• _Set problem_
Extract, from the listing that follows, each line containing the word "bénéficier".

• _Task material_
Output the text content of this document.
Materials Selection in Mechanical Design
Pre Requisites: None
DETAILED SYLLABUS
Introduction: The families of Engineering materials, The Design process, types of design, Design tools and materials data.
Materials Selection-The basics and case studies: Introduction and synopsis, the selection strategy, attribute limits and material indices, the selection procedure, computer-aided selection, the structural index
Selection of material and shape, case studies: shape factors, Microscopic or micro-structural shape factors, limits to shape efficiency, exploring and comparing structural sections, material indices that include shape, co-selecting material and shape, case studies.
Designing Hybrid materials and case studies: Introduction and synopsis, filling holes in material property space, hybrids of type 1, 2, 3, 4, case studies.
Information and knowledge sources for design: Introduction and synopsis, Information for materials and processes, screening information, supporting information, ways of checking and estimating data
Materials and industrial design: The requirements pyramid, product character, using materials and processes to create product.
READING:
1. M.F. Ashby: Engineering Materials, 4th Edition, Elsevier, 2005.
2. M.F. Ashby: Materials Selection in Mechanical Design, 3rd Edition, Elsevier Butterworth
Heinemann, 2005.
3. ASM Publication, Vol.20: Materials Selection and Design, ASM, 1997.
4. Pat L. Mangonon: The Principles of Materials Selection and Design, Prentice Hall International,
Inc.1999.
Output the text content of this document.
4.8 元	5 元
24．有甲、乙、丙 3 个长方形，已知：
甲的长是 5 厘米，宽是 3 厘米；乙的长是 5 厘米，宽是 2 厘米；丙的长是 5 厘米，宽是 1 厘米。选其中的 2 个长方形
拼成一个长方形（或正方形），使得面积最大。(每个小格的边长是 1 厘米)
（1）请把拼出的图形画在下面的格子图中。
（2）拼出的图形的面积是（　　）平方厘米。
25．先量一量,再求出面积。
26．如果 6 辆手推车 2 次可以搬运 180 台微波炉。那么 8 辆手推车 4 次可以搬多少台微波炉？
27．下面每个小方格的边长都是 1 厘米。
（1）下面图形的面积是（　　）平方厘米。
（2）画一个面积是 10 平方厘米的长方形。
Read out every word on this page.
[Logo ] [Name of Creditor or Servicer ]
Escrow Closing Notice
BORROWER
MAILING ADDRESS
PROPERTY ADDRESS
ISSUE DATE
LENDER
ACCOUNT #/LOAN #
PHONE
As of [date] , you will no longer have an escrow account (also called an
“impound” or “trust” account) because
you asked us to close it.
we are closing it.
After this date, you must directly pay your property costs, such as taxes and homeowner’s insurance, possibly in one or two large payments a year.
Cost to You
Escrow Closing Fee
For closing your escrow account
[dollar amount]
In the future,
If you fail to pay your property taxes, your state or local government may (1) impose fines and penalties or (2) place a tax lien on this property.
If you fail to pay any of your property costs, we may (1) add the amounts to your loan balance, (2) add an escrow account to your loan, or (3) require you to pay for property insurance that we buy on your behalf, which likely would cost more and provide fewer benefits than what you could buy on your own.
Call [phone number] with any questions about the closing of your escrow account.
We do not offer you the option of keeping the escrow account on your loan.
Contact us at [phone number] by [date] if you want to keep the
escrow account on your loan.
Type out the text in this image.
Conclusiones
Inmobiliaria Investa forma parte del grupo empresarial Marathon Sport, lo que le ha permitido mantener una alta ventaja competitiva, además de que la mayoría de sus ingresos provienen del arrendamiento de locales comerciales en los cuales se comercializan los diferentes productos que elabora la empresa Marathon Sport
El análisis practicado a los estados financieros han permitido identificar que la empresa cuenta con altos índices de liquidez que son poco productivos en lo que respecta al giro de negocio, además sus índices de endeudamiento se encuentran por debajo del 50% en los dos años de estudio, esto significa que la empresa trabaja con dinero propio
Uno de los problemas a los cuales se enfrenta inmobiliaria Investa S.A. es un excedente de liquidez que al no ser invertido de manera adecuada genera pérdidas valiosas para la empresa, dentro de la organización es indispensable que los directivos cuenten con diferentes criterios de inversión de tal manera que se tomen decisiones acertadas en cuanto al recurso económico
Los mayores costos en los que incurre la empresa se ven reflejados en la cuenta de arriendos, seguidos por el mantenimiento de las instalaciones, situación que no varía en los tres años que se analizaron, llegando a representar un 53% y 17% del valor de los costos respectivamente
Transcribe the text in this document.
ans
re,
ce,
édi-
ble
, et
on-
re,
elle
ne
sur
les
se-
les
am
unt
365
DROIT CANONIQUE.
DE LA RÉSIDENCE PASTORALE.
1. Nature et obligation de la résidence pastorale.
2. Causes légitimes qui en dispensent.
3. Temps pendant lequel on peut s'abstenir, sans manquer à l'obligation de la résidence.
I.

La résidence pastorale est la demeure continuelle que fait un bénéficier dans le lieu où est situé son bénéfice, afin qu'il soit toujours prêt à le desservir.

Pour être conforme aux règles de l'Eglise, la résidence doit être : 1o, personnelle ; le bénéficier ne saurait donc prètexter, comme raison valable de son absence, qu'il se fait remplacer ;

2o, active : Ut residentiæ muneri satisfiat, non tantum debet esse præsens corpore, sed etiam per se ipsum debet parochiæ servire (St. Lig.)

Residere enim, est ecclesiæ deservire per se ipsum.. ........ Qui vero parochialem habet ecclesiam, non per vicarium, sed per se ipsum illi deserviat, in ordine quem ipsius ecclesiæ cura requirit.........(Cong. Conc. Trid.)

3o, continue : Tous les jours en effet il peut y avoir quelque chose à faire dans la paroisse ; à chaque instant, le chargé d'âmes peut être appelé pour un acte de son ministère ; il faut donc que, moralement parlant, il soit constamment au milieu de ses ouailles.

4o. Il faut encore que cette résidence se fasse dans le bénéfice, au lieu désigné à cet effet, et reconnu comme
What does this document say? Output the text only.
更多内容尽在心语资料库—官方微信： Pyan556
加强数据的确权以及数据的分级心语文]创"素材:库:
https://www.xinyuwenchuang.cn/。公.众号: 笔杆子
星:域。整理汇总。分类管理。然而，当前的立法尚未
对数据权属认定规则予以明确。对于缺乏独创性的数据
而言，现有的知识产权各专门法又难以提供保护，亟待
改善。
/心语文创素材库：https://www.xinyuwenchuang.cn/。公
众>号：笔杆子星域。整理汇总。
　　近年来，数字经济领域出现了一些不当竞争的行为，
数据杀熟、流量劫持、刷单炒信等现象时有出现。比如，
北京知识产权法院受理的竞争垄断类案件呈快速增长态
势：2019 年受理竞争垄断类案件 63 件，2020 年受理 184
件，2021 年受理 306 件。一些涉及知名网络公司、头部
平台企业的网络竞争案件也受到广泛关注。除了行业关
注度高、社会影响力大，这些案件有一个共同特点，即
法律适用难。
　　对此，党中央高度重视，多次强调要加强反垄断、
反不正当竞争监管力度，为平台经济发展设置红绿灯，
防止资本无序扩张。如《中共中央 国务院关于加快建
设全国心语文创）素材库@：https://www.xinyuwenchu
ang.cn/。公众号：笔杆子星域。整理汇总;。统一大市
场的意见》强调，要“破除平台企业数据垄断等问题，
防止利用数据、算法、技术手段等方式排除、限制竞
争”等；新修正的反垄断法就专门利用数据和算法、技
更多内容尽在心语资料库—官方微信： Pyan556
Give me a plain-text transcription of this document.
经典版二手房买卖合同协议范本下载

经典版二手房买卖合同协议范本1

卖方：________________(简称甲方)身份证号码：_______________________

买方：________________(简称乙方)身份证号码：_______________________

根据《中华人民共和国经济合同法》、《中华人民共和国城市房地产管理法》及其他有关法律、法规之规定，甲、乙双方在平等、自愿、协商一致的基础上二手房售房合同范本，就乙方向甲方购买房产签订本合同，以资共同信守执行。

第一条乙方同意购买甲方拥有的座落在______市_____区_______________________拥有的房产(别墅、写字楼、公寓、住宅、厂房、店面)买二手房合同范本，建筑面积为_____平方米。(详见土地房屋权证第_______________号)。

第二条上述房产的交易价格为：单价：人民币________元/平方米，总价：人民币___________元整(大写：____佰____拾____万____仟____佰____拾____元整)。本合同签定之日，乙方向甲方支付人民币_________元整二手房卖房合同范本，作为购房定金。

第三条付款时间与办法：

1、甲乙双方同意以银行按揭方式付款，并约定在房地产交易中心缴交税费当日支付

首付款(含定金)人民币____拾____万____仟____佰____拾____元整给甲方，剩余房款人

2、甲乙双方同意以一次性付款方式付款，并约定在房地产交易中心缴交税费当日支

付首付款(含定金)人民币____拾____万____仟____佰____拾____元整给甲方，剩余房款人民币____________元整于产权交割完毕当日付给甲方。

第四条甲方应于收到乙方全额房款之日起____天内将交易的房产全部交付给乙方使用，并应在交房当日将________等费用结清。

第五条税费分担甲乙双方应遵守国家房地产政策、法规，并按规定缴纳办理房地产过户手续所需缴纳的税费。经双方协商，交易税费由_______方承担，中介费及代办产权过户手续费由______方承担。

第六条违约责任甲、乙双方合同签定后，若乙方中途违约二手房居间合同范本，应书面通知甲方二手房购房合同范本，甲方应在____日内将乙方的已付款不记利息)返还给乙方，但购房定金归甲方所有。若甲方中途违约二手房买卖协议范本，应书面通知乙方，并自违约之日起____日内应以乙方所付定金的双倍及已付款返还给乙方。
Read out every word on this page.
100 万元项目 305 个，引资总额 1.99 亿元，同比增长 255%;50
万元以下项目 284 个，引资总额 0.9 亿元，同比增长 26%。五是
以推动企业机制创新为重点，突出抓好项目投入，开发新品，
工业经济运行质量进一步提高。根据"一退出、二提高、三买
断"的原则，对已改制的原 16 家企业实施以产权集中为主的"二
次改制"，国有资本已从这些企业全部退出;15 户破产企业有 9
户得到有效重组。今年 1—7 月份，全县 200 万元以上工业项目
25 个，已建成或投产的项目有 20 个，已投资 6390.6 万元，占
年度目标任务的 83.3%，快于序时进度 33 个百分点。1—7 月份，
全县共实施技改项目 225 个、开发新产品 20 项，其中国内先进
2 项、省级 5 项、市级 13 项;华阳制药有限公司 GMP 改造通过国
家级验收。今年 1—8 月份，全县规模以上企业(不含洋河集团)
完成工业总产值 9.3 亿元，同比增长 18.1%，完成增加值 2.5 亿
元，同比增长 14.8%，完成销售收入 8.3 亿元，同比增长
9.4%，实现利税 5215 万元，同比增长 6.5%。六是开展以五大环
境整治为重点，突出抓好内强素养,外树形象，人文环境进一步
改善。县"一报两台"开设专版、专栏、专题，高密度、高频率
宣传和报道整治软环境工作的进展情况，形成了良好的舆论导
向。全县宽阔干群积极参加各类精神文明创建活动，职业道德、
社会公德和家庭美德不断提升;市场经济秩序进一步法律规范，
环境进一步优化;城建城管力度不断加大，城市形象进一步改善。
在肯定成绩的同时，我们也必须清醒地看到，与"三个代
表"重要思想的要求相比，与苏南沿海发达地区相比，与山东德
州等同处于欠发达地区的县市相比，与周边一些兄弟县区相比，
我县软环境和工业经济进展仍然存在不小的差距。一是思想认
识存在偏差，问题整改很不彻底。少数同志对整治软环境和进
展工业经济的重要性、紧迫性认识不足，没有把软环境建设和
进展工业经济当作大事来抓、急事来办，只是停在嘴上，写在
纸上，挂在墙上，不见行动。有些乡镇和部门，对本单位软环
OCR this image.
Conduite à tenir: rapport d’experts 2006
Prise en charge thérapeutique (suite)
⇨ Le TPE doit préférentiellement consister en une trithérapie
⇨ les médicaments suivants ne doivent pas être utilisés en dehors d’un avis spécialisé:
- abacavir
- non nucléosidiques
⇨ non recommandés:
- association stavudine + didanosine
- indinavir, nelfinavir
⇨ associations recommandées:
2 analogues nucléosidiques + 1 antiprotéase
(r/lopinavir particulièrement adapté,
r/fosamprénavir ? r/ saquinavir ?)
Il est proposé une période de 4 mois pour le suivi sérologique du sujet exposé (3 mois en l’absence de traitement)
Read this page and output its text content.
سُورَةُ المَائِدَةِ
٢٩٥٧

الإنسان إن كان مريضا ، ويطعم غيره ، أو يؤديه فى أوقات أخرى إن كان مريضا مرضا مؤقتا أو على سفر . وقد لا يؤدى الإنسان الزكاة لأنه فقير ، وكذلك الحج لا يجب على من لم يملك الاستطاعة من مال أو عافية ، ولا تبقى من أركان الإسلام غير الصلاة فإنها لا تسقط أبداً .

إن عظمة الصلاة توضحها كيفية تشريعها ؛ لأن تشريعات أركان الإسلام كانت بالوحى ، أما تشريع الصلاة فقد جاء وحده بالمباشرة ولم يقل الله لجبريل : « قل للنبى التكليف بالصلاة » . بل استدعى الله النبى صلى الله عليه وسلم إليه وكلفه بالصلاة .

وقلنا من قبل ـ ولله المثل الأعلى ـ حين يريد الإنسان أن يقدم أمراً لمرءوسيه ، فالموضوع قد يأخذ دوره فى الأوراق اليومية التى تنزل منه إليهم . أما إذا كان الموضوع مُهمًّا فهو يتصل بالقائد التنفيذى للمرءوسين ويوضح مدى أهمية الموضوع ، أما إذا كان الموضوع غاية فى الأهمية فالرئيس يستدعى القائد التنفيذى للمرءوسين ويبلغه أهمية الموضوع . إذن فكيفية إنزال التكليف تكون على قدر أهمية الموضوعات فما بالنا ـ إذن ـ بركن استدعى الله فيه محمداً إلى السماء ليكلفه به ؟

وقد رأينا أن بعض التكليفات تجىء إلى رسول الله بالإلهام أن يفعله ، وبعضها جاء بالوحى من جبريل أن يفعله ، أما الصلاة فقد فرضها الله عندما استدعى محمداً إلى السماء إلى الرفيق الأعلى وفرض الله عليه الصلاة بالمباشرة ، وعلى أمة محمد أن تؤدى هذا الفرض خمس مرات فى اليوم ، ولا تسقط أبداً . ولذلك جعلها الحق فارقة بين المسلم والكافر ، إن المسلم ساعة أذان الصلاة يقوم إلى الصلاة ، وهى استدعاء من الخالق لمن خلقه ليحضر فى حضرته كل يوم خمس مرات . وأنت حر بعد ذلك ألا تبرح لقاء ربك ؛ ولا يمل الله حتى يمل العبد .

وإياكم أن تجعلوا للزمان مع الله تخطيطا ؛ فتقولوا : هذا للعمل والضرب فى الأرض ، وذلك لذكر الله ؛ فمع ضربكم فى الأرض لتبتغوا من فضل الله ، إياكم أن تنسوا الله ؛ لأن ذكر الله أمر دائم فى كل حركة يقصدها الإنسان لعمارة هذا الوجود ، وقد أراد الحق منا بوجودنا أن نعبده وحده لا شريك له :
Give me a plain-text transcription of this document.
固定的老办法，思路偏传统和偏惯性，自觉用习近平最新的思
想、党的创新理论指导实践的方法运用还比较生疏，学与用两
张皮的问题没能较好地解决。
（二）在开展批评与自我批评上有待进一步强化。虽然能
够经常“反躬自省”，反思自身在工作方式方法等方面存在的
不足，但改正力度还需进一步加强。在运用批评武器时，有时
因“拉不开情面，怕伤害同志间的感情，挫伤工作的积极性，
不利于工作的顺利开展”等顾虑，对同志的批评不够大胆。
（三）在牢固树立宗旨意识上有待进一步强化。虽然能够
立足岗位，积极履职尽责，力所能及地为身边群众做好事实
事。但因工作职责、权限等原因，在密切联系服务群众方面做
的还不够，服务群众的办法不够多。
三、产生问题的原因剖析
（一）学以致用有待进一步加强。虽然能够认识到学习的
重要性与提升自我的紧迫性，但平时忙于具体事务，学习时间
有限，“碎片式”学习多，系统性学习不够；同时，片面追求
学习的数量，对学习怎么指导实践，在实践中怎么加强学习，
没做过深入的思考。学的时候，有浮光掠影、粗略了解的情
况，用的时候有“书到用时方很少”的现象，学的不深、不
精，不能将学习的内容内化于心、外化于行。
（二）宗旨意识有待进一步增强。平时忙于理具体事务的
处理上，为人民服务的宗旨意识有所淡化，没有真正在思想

• _Complete output_
La résidence pastorale est la demeure continuelle que fait un bénéficier dans le lieu où est situé son bénéfice, afin qu'il soit toujours prêt à le desservir.
Pour être conforme aux règles de l'Eglise, la résidence doit être : 1o, personnelle ; le bénéficier ne saurait donc prètexter, comme raison valable de son absence, qu'il se fait remplacer ;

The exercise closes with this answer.